Review the listing and copy each line that holds the word "Improvement".

Figure collection entries:
—————

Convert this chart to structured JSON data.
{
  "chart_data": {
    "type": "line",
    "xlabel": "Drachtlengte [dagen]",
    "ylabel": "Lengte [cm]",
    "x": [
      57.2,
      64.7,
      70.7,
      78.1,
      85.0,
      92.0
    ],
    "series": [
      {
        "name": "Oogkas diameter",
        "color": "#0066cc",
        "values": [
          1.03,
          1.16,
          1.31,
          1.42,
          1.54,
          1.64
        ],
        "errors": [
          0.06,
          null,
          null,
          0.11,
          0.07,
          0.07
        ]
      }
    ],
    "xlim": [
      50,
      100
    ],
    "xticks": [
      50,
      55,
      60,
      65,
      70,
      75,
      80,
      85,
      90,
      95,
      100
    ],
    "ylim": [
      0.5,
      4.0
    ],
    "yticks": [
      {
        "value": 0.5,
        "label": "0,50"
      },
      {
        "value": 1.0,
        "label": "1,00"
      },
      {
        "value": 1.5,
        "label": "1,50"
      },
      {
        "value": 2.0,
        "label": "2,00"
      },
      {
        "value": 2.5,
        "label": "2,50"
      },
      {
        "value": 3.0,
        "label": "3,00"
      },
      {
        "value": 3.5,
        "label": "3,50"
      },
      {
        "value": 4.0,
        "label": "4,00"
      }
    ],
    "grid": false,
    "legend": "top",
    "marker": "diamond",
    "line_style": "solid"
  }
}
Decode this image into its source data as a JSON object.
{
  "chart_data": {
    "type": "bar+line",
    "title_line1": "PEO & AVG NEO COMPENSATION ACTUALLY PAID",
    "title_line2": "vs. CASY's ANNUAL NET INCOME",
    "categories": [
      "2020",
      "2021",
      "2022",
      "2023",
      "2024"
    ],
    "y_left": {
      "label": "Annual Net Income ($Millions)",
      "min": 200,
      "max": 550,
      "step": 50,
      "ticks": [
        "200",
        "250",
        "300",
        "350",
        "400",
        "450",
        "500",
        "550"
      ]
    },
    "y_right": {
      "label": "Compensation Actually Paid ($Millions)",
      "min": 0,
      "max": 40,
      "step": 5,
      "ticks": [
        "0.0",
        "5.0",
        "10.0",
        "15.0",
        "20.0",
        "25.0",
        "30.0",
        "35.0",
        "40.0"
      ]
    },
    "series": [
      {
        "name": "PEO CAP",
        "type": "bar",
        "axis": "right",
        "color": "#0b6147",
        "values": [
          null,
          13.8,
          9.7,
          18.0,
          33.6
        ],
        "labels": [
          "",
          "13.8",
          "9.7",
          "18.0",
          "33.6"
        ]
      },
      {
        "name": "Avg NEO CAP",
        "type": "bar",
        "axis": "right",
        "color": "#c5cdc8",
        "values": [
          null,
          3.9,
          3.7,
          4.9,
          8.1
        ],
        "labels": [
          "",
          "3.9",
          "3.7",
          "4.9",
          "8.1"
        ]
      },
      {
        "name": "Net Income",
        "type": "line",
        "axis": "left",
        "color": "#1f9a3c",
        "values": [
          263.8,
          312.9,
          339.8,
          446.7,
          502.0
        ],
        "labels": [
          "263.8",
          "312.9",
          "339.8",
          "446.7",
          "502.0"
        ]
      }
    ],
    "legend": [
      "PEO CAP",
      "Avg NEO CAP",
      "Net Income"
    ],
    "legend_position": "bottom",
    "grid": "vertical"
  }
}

—————

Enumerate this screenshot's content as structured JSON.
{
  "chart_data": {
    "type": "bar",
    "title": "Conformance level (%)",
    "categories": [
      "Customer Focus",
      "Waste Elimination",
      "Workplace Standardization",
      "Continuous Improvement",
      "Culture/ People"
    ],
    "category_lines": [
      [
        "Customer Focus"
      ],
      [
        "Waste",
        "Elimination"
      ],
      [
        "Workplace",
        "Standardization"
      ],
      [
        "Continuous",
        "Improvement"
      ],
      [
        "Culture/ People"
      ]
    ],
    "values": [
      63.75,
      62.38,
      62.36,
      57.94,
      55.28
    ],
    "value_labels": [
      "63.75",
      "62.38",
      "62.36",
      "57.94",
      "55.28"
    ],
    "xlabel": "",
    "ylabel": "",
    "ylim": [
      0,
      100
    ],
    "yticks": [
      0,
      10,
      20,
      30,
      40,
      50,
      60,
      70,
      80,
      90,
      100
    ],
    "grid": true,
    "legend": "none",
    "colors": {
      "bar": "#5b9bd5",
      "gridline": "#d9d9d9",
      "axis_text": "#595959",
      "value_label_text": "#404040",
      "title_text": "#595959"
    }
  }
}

—————

RESPONSE TO THIS EXERCISE:
      "Continuous Improvement",
        "Improvement"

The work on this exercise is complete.